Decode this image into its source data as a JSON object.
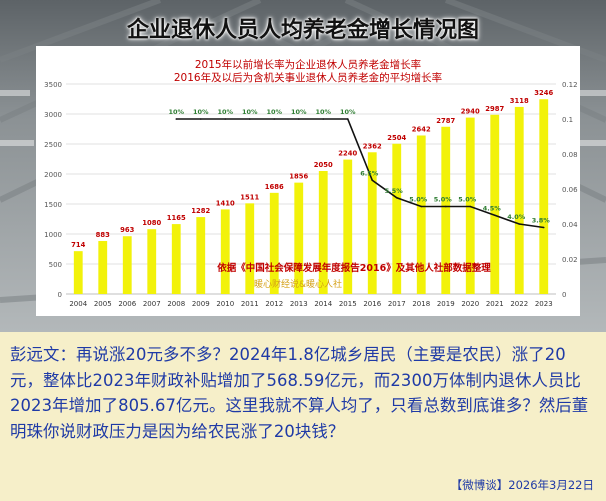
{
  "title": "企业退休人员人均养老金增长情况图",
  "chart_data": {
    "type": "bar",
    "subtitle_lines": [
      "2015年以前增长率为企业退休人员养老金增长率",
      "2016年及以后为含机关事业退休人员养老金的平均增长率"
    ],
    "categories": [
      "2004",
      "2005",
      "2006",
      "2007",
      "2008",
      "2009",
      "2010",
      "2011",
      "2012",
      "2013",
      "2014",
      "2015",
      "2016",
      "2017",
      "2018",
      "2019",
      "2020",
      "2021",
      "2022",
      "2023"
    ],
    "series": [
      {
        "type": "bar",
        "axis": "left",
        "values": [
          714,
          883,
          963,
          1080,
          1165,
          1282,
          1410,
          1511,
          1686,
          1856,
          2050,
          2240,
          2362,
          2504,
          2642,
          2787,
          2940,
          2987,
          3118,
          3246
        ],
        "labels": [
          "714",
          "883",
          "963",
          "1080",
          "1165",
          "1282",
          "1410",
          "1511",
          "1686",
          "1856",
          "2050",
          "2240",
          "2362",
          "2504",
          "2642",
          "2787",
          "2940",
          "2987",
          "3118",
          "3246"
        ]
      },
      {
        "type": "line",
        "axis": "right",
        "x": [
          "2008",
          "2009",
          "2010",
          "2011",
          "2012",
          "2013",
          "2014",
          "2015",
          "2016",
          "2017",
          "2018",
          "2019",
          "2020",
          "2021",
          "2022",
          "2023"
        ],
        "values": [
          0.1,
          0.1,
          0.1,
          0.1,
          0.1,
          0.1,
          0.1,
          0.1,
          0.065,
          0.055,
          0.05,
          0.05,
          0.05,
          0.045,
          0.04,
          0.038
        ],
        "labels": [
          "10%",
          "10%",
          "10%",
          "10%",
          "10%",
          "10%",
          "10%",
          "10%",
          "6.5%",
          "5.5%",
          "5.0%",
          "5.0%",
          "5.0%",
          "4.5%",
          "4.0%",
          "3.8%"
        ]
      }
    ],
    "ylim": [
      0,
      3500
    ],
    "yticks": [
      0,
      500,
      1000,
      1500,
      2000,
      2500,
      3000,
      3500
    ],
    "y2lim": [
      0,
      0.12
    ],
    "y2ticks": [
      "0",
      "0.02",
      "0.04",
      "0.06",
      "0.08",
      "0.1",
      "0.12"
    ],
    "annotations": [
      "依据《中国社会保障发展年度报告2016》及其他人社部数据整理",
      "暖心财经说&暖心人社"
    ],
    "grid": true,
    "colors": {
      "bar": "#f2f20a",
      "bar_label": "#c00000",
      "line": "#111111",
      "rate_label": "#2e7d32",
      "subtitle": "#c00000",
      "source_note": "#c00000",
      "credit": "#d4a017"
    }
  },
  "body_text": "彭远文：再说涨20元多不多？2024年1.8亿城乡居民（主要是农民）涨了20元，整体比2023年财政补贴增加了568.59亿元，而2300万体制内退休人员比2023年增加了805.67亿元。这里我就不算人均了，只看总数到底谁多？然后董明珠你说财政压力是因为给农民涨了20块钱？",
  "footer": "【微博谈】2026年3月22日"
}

> **What you need to do**
Go back to the records above and write them out exactly, without the pictures.

> **Worked solution**
Decode this image into its source data as a JSON object.
{
  "title": "企业退休人员人均养老金增长情况图",
  "chart_data": {
    "type": "bar",
    "subtitle_lines": [
      "2015年以前增长率为企业退休人员养老金增长率",
      "2016年及以后为含机关事业退休人员养老金的平均增长率"
    ],
    "categories": [
      "2004",
      "2005",
      "2006",
      "2007",
      "2008",
      "2009",
      "2010",
      "2011",
      "2012",
      "2013",
      "2014",
      "2015",
      "2016",
      "2017",
      "2018",
      "2019",
      "2020",
      "2021",
      "2022",
      "2023"
    ],
    "series": [
      {
        "type": "bar",
        "axis": "left",
        "values": [
          714,
          883,
          963,
          1080,
          1165,
          1282,
          1410,
          1511,
          1686,
          1856,
          2050,
          2240,
          2362,
          2504,
          2642,
          2787,
          2940,
          2987,
          3118,
          3246
        ],
        "labels": [
          "714",
          "883",
          "963",
          "1080",
          "1165",
          "1282",
          "1410",
          "1511",
          "1686",
          "1856",
          "2050",
          "2240",
          "2362",
          "2504",
          "2642",
          "2787",
          "2940",
          "2987",
          "3118",
          "3246"
        ]
      },
      {
        "type": "line",
        "axis": "right",
        "x": [
          "2008",
          "2009",
          "2010",
          "2011",
          "2012",
          "2013",
          "2014",
          "2015",
          "2016",
          "2017",
          "2018",
          "2019",
          "2020",
          "2021",
          "2022",
          "2023"
        ],
        "values": [
          0.1,
          0.1,
          0.1,
          0.1,
          0.1,
          0.1,
          0.1,
          0.1,
          0.065,
          0.055,
          0.05,
          0.05,
          0.05,
          0.045,
          0.04,
          0.038
        ],
        "labels": [
          "10%",
          "10%",
          "10%",
          "10%",
          "10%",
          "10%",
          "10%",
          "10%",
          "6.5%",
          "5.5%",
          "5.0%",
          "5.0%",
          "5.0%",
          "4.5%",
          "4.0%",
          "3.8%"
        ]
      }
    ],
    "ylim": [
      0,
      3500
    ],
    "yticks": [
      0,
      500,
      1000,
      1500,
      2000,
      2500,
      3000,
      3500
    ],
    "y2lim": [
      0,
      0.12
    ],
    "y2ticks": [
      "0",
      "0.02",
      "0.04",
      "0.06",
      "0.08",
      "0.1",
      "0.12"
    ],
    "annotations": [
      "依据《中国社会保障发展年度报告2016》及其他人社部数据整理",
      "暖心财经说&暖心人社"
    ],
    "grid": true,
    "colors": {
      "bar": "#f2f20a",
      "bar_label": "#c00000",
      "line": "#111111",
      "rate_label": "#2e7d32",
      "subtitle": "#c00000",
      "source_note": "#c00000",
      "credit": "#d4a017"
    }
  },
  "body_text": "彭远文：再说涨20元多不多？2024年1.8亿城乡居民（主要是农民）涨了20元，整体比2023年财政补贴增加了568.59亿元，而2300万体制内退休人员比2023年增加了805.67亿元。这里我就不算人均了，只看总数到底谁多？然后董明珠你说财政压力是因为给农民涨了20块钱？",
  "footer": "【微博谈】2026年3月22日"
}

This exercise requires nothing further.